Task brief >> Pull every line containing "screenshot" from the entries.

(Stored data)
──────
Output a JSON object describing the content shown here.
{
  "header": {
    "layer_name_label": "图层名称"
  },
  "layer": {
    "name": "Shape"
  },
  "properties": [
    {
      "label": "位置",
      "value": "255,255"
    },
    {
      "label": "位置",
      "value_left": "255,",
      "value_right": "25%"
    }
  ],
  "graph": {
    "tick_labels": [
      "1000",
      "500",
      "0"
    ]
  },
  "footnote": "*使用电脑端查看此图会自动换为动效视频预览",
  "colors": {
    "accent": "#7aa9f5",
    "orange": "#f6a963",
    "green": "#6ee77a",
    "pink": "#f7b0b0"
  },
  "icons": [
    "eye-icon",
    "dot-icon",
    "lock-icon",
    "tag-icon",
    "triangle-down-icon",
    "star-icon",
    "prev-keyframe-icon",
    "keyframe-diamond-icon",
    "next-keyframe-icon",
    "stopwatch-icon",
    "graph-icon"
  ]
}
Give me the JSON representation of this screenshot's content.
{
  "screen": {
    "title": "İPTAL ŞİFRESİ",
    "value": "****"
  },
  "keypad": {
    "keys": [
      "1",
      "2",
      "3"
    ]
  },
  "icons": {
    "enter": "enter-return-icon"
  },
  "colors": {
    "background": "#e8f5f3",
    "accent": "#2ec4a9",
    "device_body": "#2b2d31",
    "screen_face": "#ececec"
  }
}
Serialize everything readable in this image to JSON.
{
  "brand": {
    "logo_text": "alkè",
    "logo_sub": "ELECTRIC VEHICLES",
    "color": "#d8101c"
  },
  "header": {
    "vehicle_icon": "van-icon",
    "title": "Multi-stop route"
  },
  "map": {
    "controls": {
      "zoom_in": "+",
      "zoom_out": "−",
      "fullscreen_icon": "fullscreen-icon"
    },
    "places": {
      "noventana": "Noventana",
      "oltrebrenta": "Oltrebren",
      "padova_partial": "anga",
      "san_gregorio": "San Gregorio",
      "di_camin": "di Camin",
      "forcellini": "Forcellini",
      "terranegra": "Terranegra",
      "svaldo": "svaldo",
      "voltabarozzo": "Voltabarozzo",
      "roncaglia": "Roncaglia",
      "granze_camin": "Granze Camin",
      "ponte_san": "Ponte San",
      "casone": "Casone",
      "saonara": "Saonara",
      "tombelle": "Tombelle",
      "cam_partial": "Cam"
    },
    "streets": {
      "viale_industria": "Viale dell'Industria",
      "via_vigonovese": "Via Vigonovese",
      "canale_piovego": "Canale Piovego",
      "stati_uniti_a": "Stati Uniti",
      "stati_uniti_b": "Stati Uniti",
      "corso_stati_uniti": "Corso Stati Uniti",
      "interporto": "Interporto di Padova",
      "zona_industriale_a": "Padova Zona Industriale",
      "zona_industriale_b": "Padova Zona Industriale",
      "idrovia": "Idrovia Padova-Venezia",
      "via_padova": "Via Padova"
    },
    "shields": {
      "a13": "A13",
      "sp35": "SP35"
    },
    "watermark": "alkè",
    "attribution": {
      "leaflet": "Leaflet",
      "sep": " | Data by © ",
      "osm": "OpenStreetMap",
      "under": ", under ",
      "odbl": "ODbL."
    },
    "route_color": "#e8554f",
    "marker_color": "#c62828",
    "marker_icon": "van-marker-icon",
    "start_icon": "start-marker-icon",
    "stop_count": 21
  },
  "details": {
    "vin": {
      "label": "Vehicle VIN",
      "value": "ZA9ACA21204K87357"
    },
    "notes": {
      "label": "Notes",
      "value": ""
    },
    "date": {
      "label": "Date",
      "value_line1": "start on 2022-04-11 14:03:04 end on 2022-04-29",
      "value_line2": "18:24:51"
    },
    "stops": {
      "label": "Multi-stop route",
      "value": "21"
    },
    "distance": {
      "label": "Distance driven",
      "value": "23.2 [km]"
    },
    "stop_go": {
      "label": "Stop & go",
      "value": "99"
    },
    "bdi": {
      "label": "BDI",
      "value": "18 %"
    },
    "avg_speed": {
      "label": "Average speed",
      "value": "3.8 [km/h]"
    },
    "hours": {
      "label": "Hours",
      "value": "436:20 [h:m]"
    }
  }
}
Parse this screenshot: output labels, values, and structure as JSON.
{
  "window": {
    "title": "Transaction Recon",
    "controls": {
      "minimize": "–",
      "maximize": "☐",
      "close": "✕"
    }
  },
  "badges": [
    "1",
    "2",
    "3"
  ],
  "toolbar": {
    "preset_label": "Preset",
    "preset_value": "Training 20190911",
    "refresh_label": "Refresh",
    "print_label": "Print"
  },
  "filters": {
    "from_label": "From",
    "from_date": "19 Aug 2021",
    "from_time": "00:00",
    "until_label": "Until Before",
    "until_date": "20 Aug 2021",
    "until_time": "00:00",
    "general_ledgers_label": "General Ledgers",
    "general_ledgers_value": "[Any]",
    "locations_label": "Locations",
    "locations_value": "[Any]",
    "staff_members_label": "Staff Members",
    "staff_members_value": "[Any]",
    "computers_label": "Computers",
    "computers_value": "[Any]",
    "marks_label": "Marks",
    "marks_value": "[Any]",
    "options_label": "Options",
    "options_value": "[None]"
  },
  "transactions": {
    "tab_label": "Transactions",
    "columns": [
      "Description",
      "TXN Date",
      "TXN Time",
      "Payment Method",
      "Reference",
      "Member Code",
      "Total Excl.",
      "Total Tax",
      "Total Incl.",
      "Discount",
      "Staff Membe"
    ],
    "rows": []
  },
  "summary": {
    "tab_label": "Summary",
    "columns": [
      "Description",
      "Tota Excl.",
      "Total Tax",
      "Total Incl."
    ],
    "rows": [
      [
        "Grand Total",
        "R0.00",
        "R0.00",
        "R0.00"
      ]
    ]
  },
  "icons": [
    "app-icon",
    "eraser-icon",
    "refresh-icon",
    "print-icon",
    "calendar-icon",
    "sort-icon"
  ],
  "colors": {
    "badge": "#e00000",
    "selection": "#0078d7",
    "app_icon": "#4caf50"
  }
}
──────
The answer >>
Give me the JSON representation of this screenshot's content.
Parse this screenshot: output labels, values, and structure as JSON.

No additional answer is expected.